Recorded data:
BEGIN
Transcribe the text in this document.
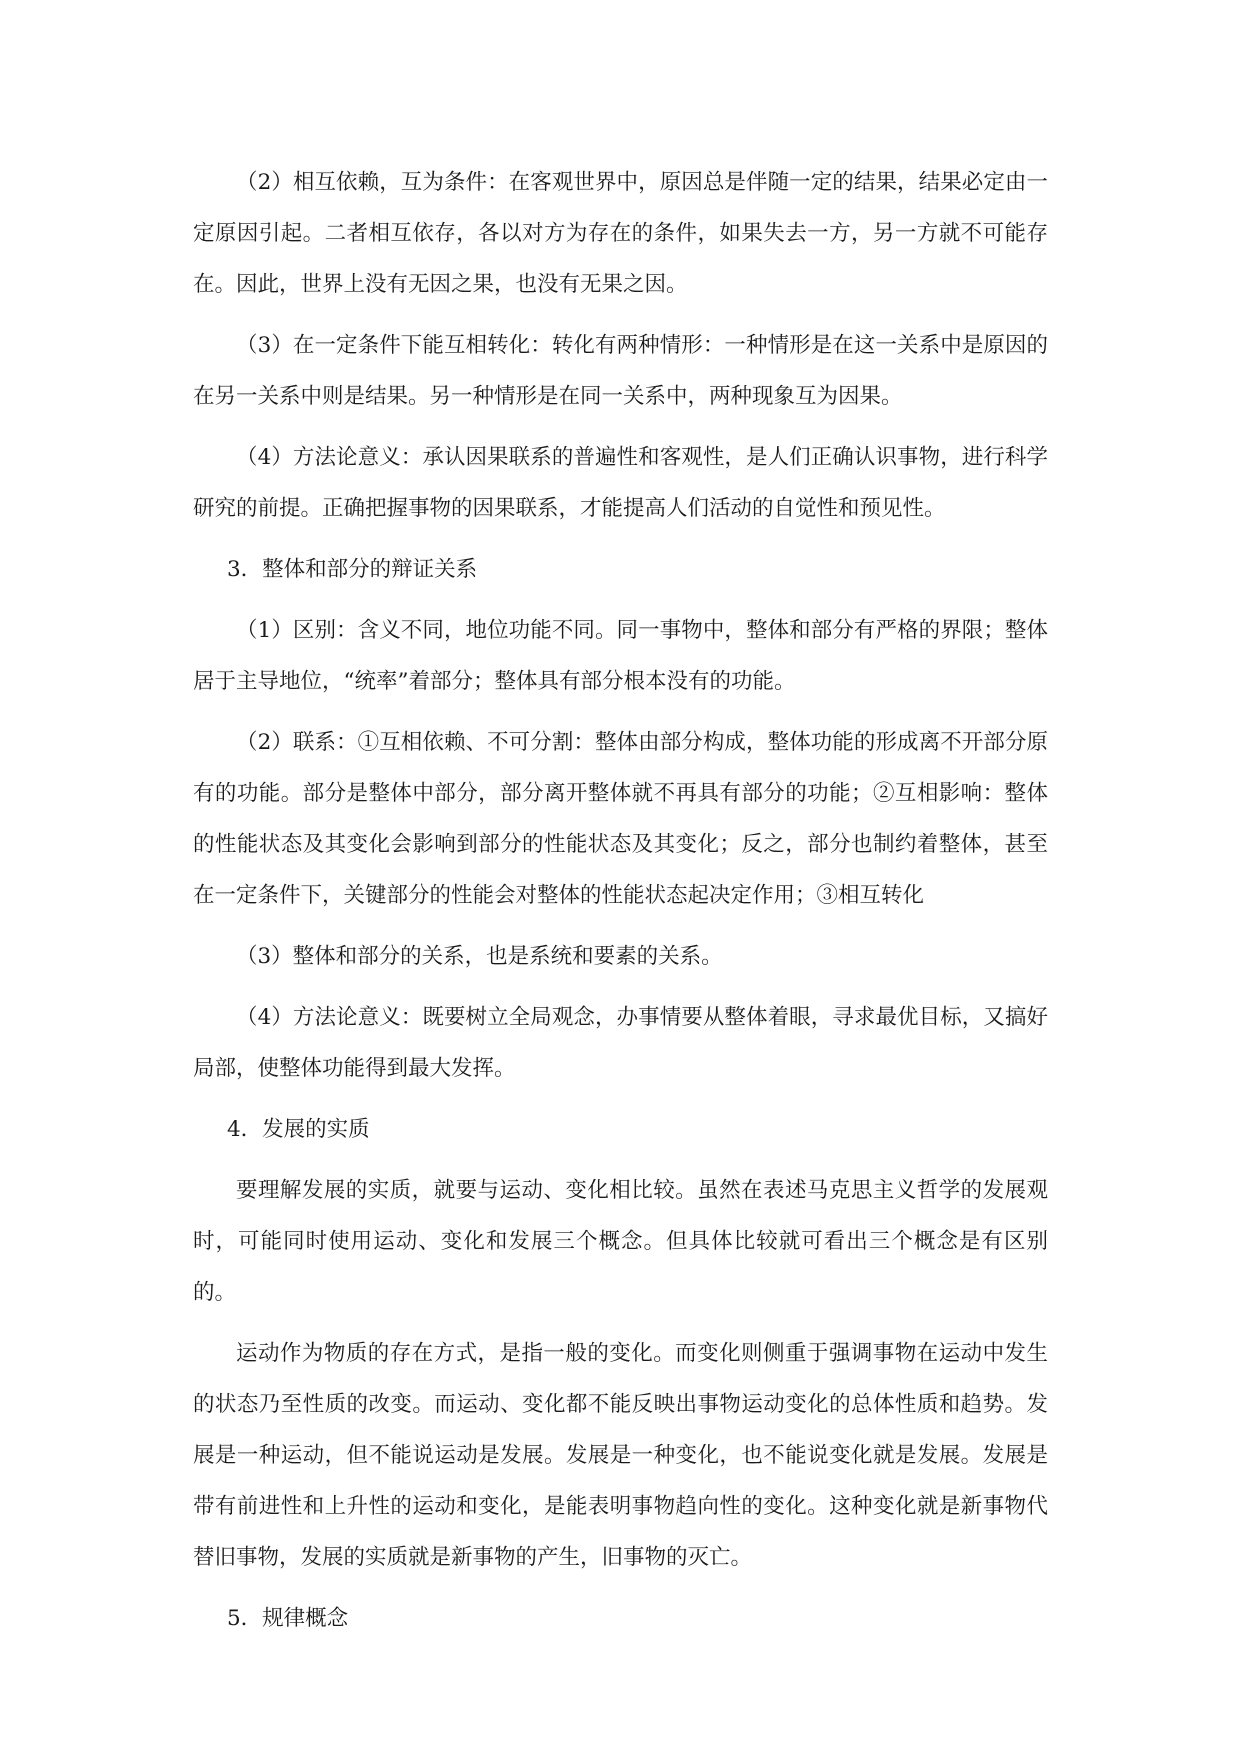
（2）相互依赖，互为条件：在客观世界中，原因总是伴随一定的结果，结果必定由一定原因引起。二者相互依存，各以对方为存在的条件，如果失去一方，另一方就不可能存在。因此，世界上没有无因之果，也没有无果之因。

（3）在一定条件下能互相转化：转化有两种情形：一种情形是在这一关系中是原因的在另一关系中则是结果。另一种情形是在同一关系中，两种现象互为因果。

（4）方法论意义：承认因果联系的普遍性和客观性，是人们正确认识事物，进行科学研究的前提。正确把握事物的因果联系，才能提高人们活动的自觉性和预见性。

3．整体和部分的辩证关系

（1）区别：含义不同，地位功能不同。同一事物中，整体和部分有严格的界限；整体居于主导地位，“统率”着部分；整体具有部分根本没有的功能。

（2）联系：①互相依赖、不可分割：整体由部分构成，整体功能的形成离不开部分原有的功能。部分是整体中部分，部分离开整体就不再具有部分的功能；②互相影响：整体的性能状态及其变化会影响到部分的性能状态及其变化；反之，部分也制约着整体，甚至在一定条件下，关键部分的性能会对整体的性能状态起决定作用；③相互转化

（3）整体和部分的关系，也是系统和要素的关系。

（4）方法论意义：既要树立全局观念，办事情要从整体着眼，寻求最优目标，又搞好局部，使整体功能得到最大发挥。

4．发展的实质

要理解发展的实质，就要与运动、变化相比较。虽然在表述马克思主义哲学的发展观时，可能同时使用运动、变化和发展三个概念。但具体比较就可看出三个概念是有区别的。

运动作为物质的存在方式，是指一般的变化。而变化则侧重于强调事物在运动中发生的状态乃至性质的改变。而运动、变化都不能反映出事物运动变化的总体性质和趋势。发展是一种运动，但不能说运动是发展。发展是一种变化，也不能说变化就是发展。发展是带有前进性和上升性的运动和变化，是能表明事物趋向性的变化。这种变化就是新事物代替旧事物，发展的实质就是新事物的产生，旧事物的灭亡。

5．规律概念
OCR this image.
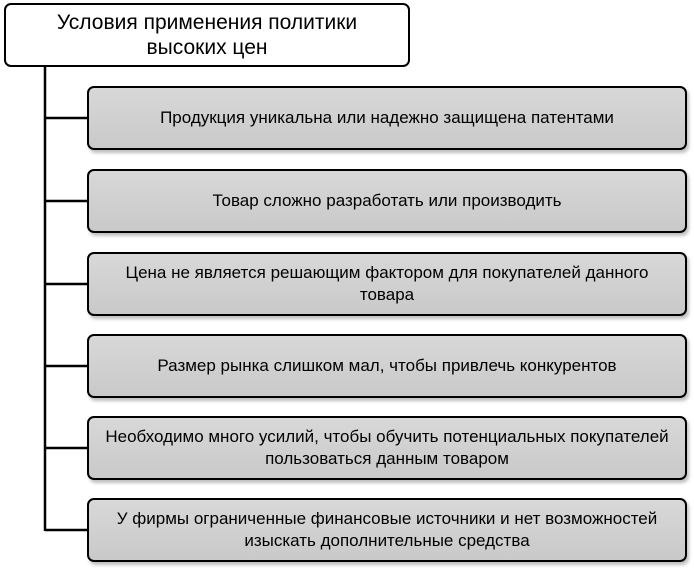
Условия применения политики высоких цен
Продукция уникальна или надежно защищена патентами
Товар сложно разработать или производить
Цена не является решающим фактором для покупателей данного товара
Размер рынка слишком мал, чтобы привлечь конкурентов
Необходимо много усилий, чтобы обучить потенциальных покупателей пользоваться данным товаром
У фирмы ограниченные финансовые источники и нет возможностей изыскать дополнительные средства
END
• **Stated task**: Write out, exactly as given, the line containing "OCR this image." and every line after it through the end, with no pictures.

• **Solution for this exercise**:
OCR this image.
Условия применения политики высоких цен
Продукция уникальна или надежно защищена патентами
Товар сложно разработать или производить
Цена не является решающим фактором для покупателей данного товара
Размер рынка слишком мал, чтобы привлечь конкурентов
Необходимо много усилий, чтобы обучить потенциальных покупателей пользоваться данным товаром
У фирмы ограниченные финансовые источники и нет возможностей изыскать дополнительные средства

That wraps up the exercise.